*Directions for this task:* Write out the material exactly, leaving every picture behind.

+---+

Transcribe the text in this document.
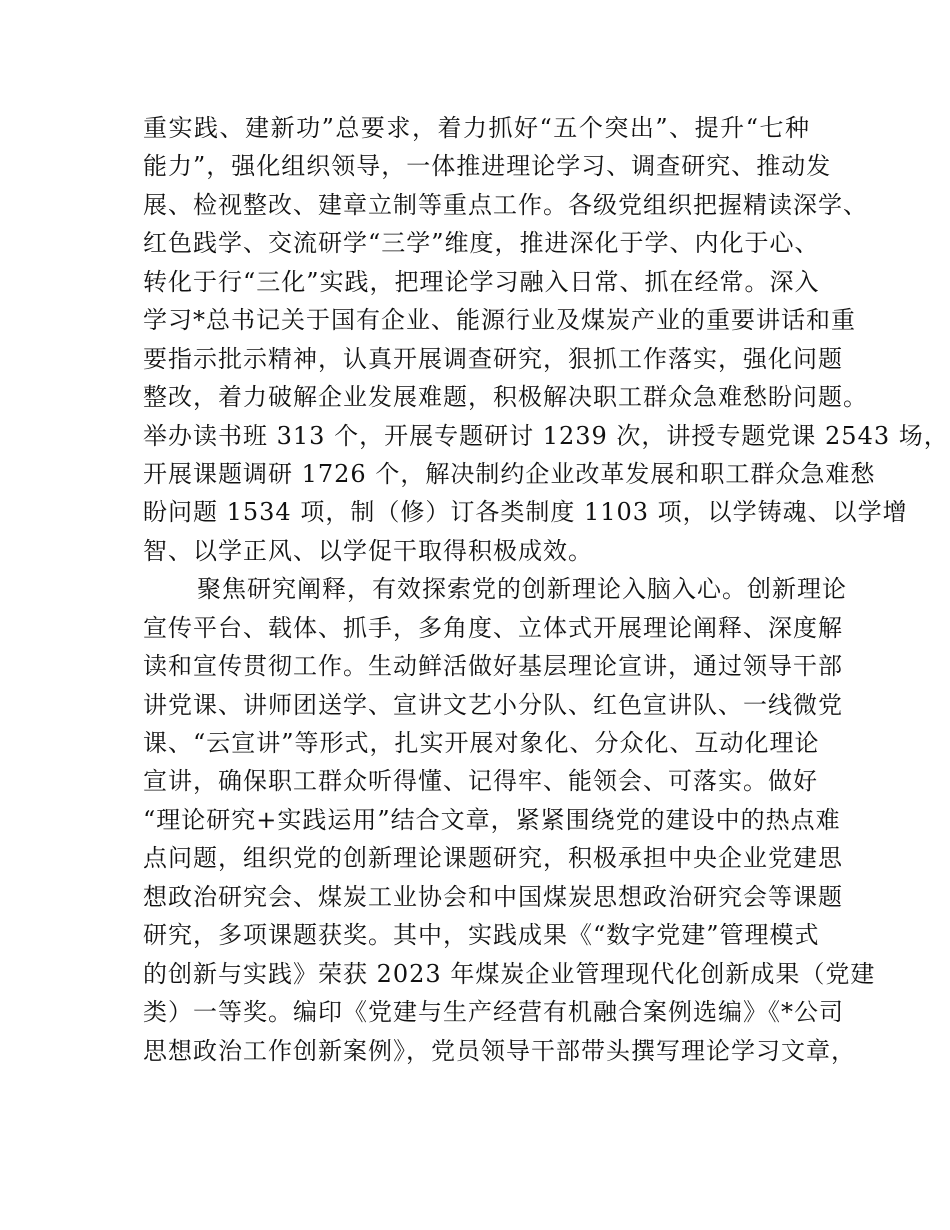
重实践、建新功”总要求，着力抓好“五个突出”、提升“七种
能力”，强化组织领导，一体推进理论学习、调查研究、推动发
展、检视整改、建章立制等重点工作。各级党组织把握精读深学、
红色践学、交流研学“三学”维度，推进深化于学、内化于心、
转化于行“三化”实践，把理论学习融入日常、抓在经常。深入
学习*总书记关于国有企业、能源行业及煤炭产业的重要讲话和重
要指示批示精神，认真开展调查研究，狠抓工作落实，强化问题
整改，着力破解企业发展难题，积极解决职工群众急难愁盼问题。
举办读书班 313 个，开展专题研讨 1239 次，讲授专题党课 2543 场，
开展课题调研 1726 个，解决制约企业改革发展和职工群众急难愁
盼问题 1534 项，制（修）订各类制度 1103 项，以学铸魂、以学增
智、以学正风、以学促干取得积极成效。
聚焦研究阐释，有效探索党的创新理论入脑入心。创新理论
宣传平台、载体、抓手，多角度、立体式开展理论阐释、深度解
读和宣传贯彻工作。生动鲜活做好基层理论宣讲，通过领导干部
讲党课、讲师团送学、宣讲文艺小分队、红色宣讲队、一线微党
课、“云宣讲”等形式，扎实开展对象化、分众化、互动化理论
宣讲，确保职工群众听得懂、记得牢、能领会、可落实。做好
“理论研究+实践运用”结合文章，紧紧围绕党的建设中的热点难
点问题，组织党的创新理论课题研究，积极承担中央企业党建思
想政治研究会、煤炭工业协会和中国煤炭思想政治研究会等课题
研究，多项课题获奖。其中，实践成果《“数字党建”管理模式
的创新与实践》荣获 2023 年煤炭企业管理现代化创新成果（党建
类）一等奖。编印《党建与生产经营有机融合案例选编》《*公司
思想政治工作创新案例》，党员领导干部带头撰写理论学习文章，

+---+

*Worked solution:*
Transcribe the text in this document.
重实践、建新功”总要求，着力抓好“五个突出”、提升“七种
能力”，强化组织领导，一体推进理论学习、调查研究、推动发
展、检视整改、建章立制等重点工作。各级党组织把握精读深学、
红色践学、交流研学“三学”维度，推进深化于学、内化于心、
转化于行“三化”实践，把理论学习融入日常、抓在经常。深入
学习*总书记关于国有企业、能源行业及煤炭产业的重要讲话和重
要指示批示精神，认真开展调查研究，狠抓工作落实，强化问题
整改，着力破解企业发展难题，积极解决职工群众急难愁盼问题。
举办读书班 313 个，开展专题研讨 1239 次，讲授专题党课 2543 场，
开展课题调研 1726 个，解决制约企业改革发展和职工群众急难愁
盼问题 1534 项，制（修）订各类制度 1103 项，以学铸魂、以学增
智、以学正风、以学促干取得积极成效。
聚焦研究阐释，有效探索党的创新理论入脑入心。创新理论
宣传平台、载体、抓手，多角度、立体式开展理论阐释、深度解
读和宣传贯彻工作。生动鲜活做好基层理论宣讲，通过领导干部
讲党课、讲师团送学、宣讲文艺小分队、红色宣讲队、一线微党
课、“云宣讲”等形式，扎实开展对象化、分众化、互动化理论
宣讲，确保职工群众听得懂、记得牢、能领会、可落实。做好
“理论研究+实践运用”结合文章，紧紧围绕党的建设中的热点难
点问题，组织党的创新理论课题研究，积极承担中央企业党建思
想政治研究会、煤炭工业协会和中国煤炭思想政治研究会等课题
研究，多项课题获奖。其中，实践成果《“数字党建”管理模式
的创新与实践》荣获 2023 年煤炭企业管理现代化创新成果（党建
类）一等奖。编印《党建与生产经营有机融合案例选编》《*公司
思想政治工作创新案例》，党员领导干部带头撰写理论学习文章，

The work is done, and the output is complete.